__INSTRUCTIONS TO FOLLOW__. Reproduce the listing word for word, leaving every picture behind.

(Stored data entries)
* START *

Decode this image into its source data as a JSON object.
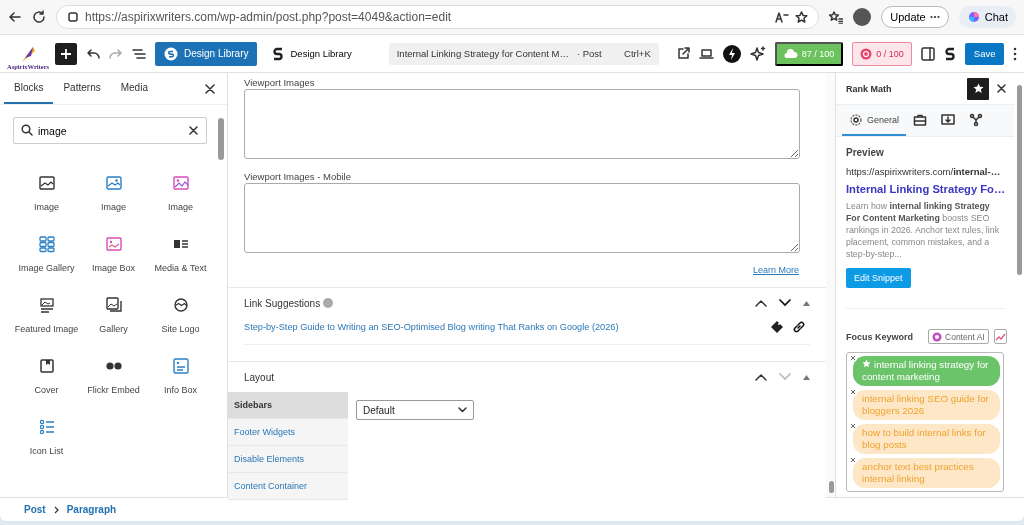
{
  "browser": {
    "url": "https://aspirixwriters.com/wp-admin/post.php?post=4049&action=edit",
    "update_button": "Update",
    "chat_button": "Chat"
  },
  "toolbar": {
    "logo_text": "AspirixWriters",
    "design_library_button": "Design Library",
    "design_library_link": "Design Library",
    "command_bar": {
      "title": "Internal Linking Strategy for Content M…",
      "type": "· Post",
      "shortcut": "Ctrl+K"
    },
    "scores": [
      {
        "text": "87 / 100",
        "kind": "good"
      },
      {
        "text": "0 / 100",
        "kind": "bad"
      }
    ],
    "save_button": "Save"
  },
  "inserter": {
    "tabs": [
      {
        "label": "Blocks",
        "selected": true
      },
      {
        "label": "Patterns",
        "selected": false
      },
      {
        "label": "Media",
        "selected": false
      }
    ],
    "search": {
      "value": "image"
    },
    "blocks": [
      {
        "label": "Image",
        "kind": "image"
      },
      {
        "label": "Image",
        "kind": "imageblue"
      },
      {
        "label": "Image",
        "kind": "imagepink"
      },
      {
        "label": "Image Gallery",
        "kind": "grid"
      },
      {
        "label": "Image Box",
        "kind": "imagebox"
      },
      {
        "label": "Media & Text",
        "kind": "mediatext"
      },
      {
        "label": "Featured Image",
        "kind": "featured"
      },
      {
        "label": "Gallery",
        "kind": "gallery"
      },
      {
        "label": "Site Logo",
        "kind": "sitelogo"
      },
      {
        "label": "Cover",
        "kind": "cover"
      },
      {
        "label": "Flickr Embed",
        "kind": "flickr"
      },
      {
        "label": "Info Box",
        "kind": "infobox"
      },
      {
        "label": "Icon List",
        "kind": "iconlist"
      }
    ]
  },
  "editor": {
    "fields": [
      {
        "label": "Viewport Images"
      },
      {
        "label": "Viewport Images - Mobile"
      }
    ],
    "learn_more": "Learn More",
    "link_suggestions": {
      "title": "Link Suggestions",
      "move_down_disabled": false,
      "suggestion": "Step-by-Step Guide to Writing an SEO-Optimised Blog writing That Ranks on Google (2026)"
    },
    "layout": {
      "title": "Layout",
      "move_down_disabled": true,
      "tabs": [
        {
          "label": "Sidebars",
          "selected": true
        },
        {
          "label": "Footer Widgets",
          "selected": false
        },
        {
          "label": "Disable Elements",
          "selected": false
        },
        {
          "label": "Content Container",
          "selected": false
        }
      ],
      "select": "Default"
    }
  },
  "rank_math": {
    "title": "Rank Math",
    "tabs": [
      {
        "label": "General",
        "kind": "general",
        "selected": true
      },
      {
        "kind": "tools",
        "selected": false
      },
      {
        "kind": "media",
        "selected": false
      },
      {
        "kind": "schema",
        "selected": false
      }
    ],
    "preview": {
      "heading": "Preview",
      "url": "https://aspirixwriters.com/**internal-…**",
      "title": "Internal Linking Strategy Fo…",
      "description": "Learn how **internal linking Strategy For Content Marketing** boosts SEO rankings in 2026. Anchor text rules, link placement, common mistakes, and a step-by-step..."
    },
    "edit_snippet_button": "Edit Snippet",
    "focus_keyword_label": "Focus Keyword",
    "content_ai_button": "Content AI",
    "keywords": [
      {
        "text": "internal linking strategy for content marketing",
        "primary": true
      },
      {
        "text": "internal linking SEO guide for bloggers 2026",
        "primary": false
      },
      {
        "text": "how to build internal links for blog posts",
        "primary": false
      },
      {
        "text": "anchor text best practices internal linking",
        "primary": false
      }
    ]
  },
  "breadcrumb": [
    {
      "label": "Post"
    },
    {
      "label": "Paragraph"
    }
  ]
}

* END *

__RESPONSE BELOW__.
Decode this image into its source data as a JSON object.
{
  "browser": {
    "url": "https://aspirixwriters.com/wp-admin/post.php?post=4049&action=edit",
    "update_button": "Update",
    "chat_button": "Chat"
  },
  "toolbar": {
    "logo_text": "AspirixWriters",
    "design_library_button": "Design Library",
    "design_library_link": "Design Library",
    "command_bar": {
      "title": "Internal Linking Strategy for Content M…",
      "type": "· Post",
      "shortcut": "Ctrl+K"
    },
    "scores": [
      {
        "text": "87 / 100",
        "kind": "good"
      },
      {
        "text": "0 / 100",
        "kind": "bad"
      }
    ],
    "save_button": "Save"
  },
  "inserter": {
    "tabs": [
      {
        "label": "Blocks",
        "selected": true
      },
      {
        "label": "Patterns",
        "selected": false
      },
      {
        "label": "Media",
        "selected": false
      }
    ],
    "search": {
      "value": "image"
    },
    "blocks": [
      {
        "label": "Image",
        "kind": "image"
      },
      {
        "label": "Image",
        "kind": "imageblue"
      },
      {
        "label": "Image",
        "kind": "imagepink"
      },
      {
        "label": "Image Gallery",
        "kind": "grid"
      },
      {
        "label": "Image Box",
        "kind": "imagebox"
      },
      {
        "label": "Media & Text",
        "kind": "mediatext"
      },
      {
        "label": "Featured Image",
        "kind": "featured"
      },
      {
        "label": "Gallery",
        "kind": "gallery"
      },
      {
        "label": "Site Logo",
        "kind": "sitelogo"
      },
      {
        "label": "Cover",
        "kind": "cover"
      },
      {
        "label": "Flickr Embed",
        "kind": "flickr"
      },
      {
        "label": "Info Box",
        "kind": "infobox"
      },
      {
        "label": "Icon List",
        "kind": "iconlist"
      }
    ]
  },
  "editor": {
    "fields": [
      {
        "label": "Viewport Images"
      },
      {
        "label": "Viewport Images - Mobile"
      }
    ],
    "learn_more": "Learn More",
    "link_suggestions": {
      "title": "Link Suggestions",
      "move_down_disabled": false,
      "suggestion": "Step-by-Step Guide to Writing an SEO-Optimised Blog writing That Ranks on Google (2026)"
    },
    "layout": {
      "title": "Layout",
      "move_down_disabled": true,
      "tabs": [
        {
          "label": "Sidebars",
          "selected": true
        },
        {
          "label": "Footer Widgets",
          "selected": false
        },
        {
          "label": "Disable Elements",
          "selected": false
        },
        {
          "label": "Content Container",
          "selected": false
        }
      ],
      "select": "Default"
    }
  },
  "rank_math": {
    "title": "Rank Math",
    "tabs": [
      {
        "label": "General",
        "kind": "general",
        "selected": true
      },
      {
        "kind": "tools",
        "selected": false
      },
      {
        "kind": "media",
        "selected": false
      },
      {
        "kind": "schema",
        "selected": false
      }
    ],
    "preview": {
      "heading": "Preview",
      "url": "https://aspirixwriters.com/**internal-…**",
      "title": "Internal Linking Strategy Fo…",
      "description": "Learn how **internal linking Strategy For Content Marketing** boosts SEO rankings in 2026. Anchor text rules, link placement, common mistakes, and a step-by-step..."
    },
    "edit_snippet_button": "Edit Snippet",
    "focus_keyword_label": "Focus Keyword",
    "content_ai_button": "Content AI",
    "keywords": [
      {
        "text": "internal linking strategy for content marketing",
        "primary": true
      },
      {
        "text": "internal linking SEO guide for bloggers 2026",
        "primary": false
      },
      {
        "text": "how to build internal links for blog posts",
        "primary": false
      },
      {
        "text": "anchor text best practices internal linking",
        "primary": false
      }
    ]
  },
  "breadcrumb": [
    {
      "label": "Post"
    },
    {
      "label": "Paragraph"
    }
  ]
}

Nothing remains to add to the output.